* [SOURCE EXCERPT]
Several major firms known for consistently optimistic projections are now tempering their near-term expectations as market behavior shows signs of cooling. Rather than abandoning their long-term enthusiasm, these institutions are redefining the pace at which they believe Bitcoin will grow.

Standard Chartered, one of the earliest large banks to forecast six-figure Bitcoin valuations, has scaled back its timeline. The bank now expects the world’s leading digital asset to reach roughly $150,000 by the end of 2026 – a significant adjustment from its previous call for $300,000. Its long-standing target of half a million dollars has also been pushed further out, with 2030 now cited as the new horizon.

The reason for the recalibration stems from weakening institutional participation. The bank pointed out that corporate treasuries – once viewed as a powerful engine behind Bitcoin’s supply squeeze – have largely stepped away. Many companies that aggressively accumulated Bitcoin in previous cycles now lack the financial flexibility or motivation to continue expanding those positions. With that cohort fading, ETFs have become the main source of institutional demand, but those flows have slowed as well. Geoffrey Kendrick, who leads the bank’s digital-asset research, stated that corporate buying by digital-asset-focused firms appears to have peaked, leaving the market in a phase that favors consolidation rather than additional acceleration.

* [COLLECTED DATA]
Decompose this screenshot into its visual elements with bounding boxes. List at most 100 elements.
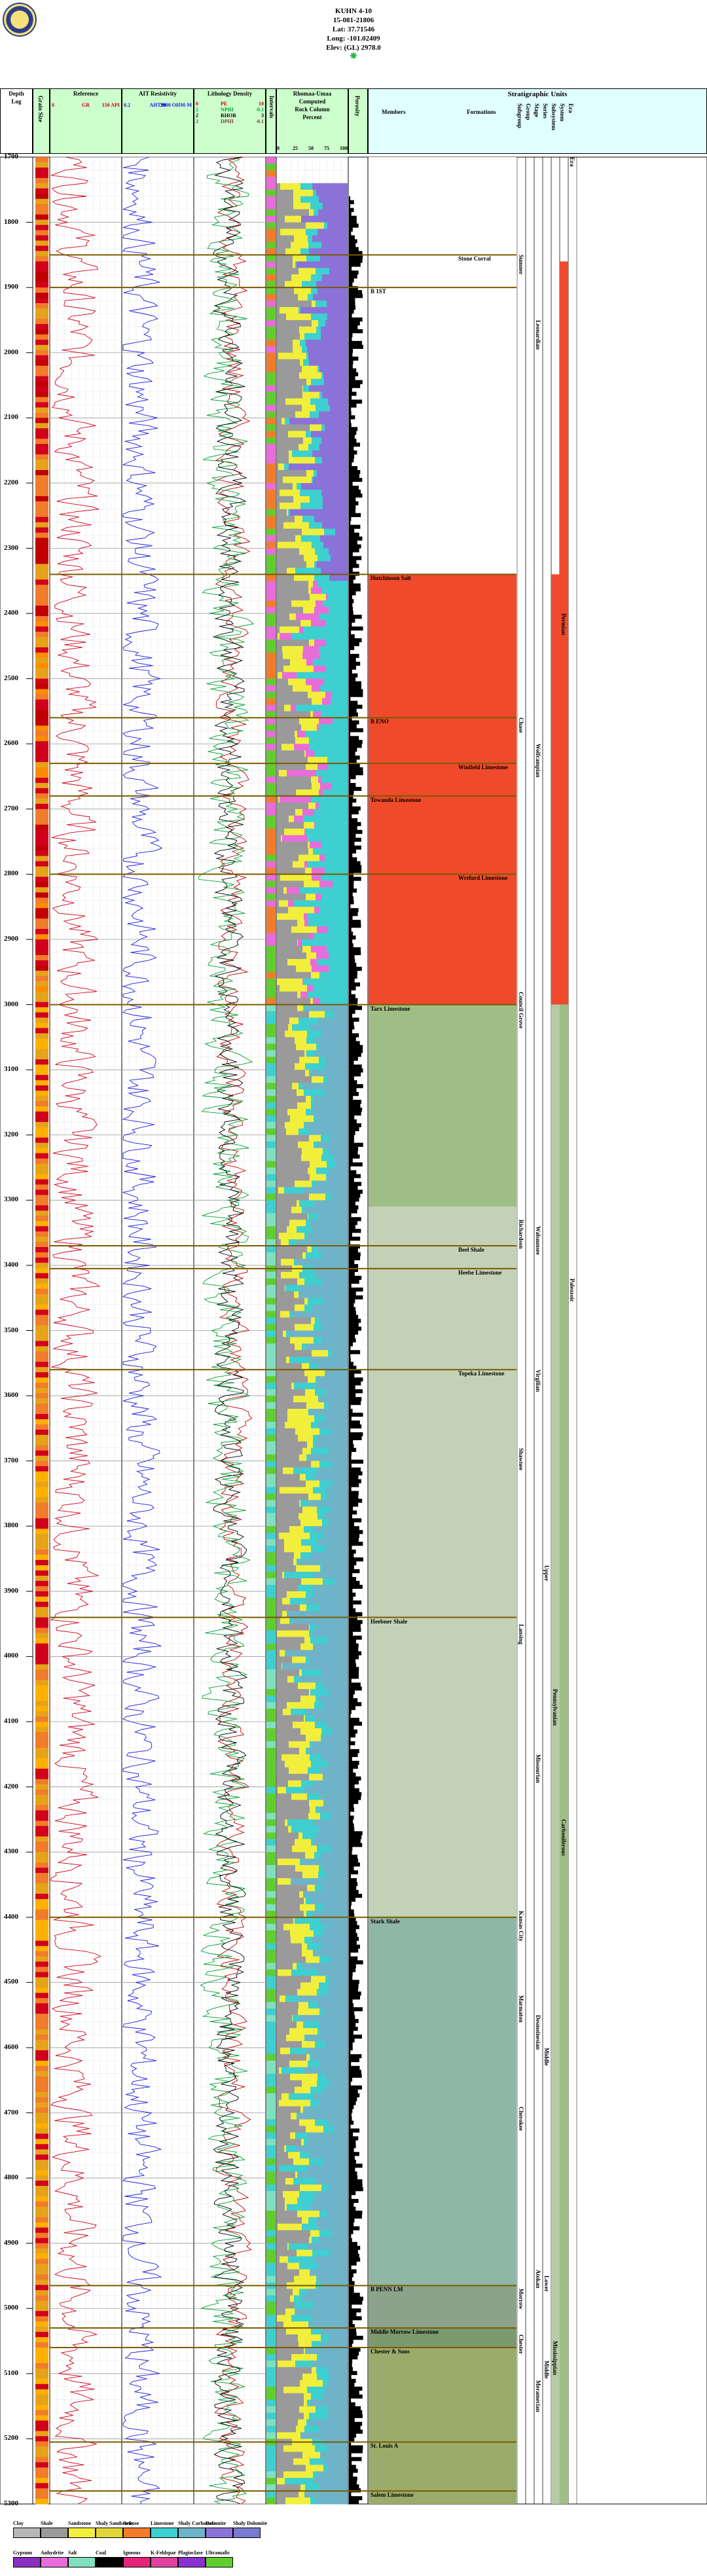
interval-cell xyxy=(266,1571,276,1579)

* [INSTRUCTION] In the Bitcoin forecast excerpt, what price does Standard Chartered now expect Bitcoin to reach by the end of 2026? The data has nothing to do with what follows.

* [SOLVED PROBLEM] Roughly $150,000.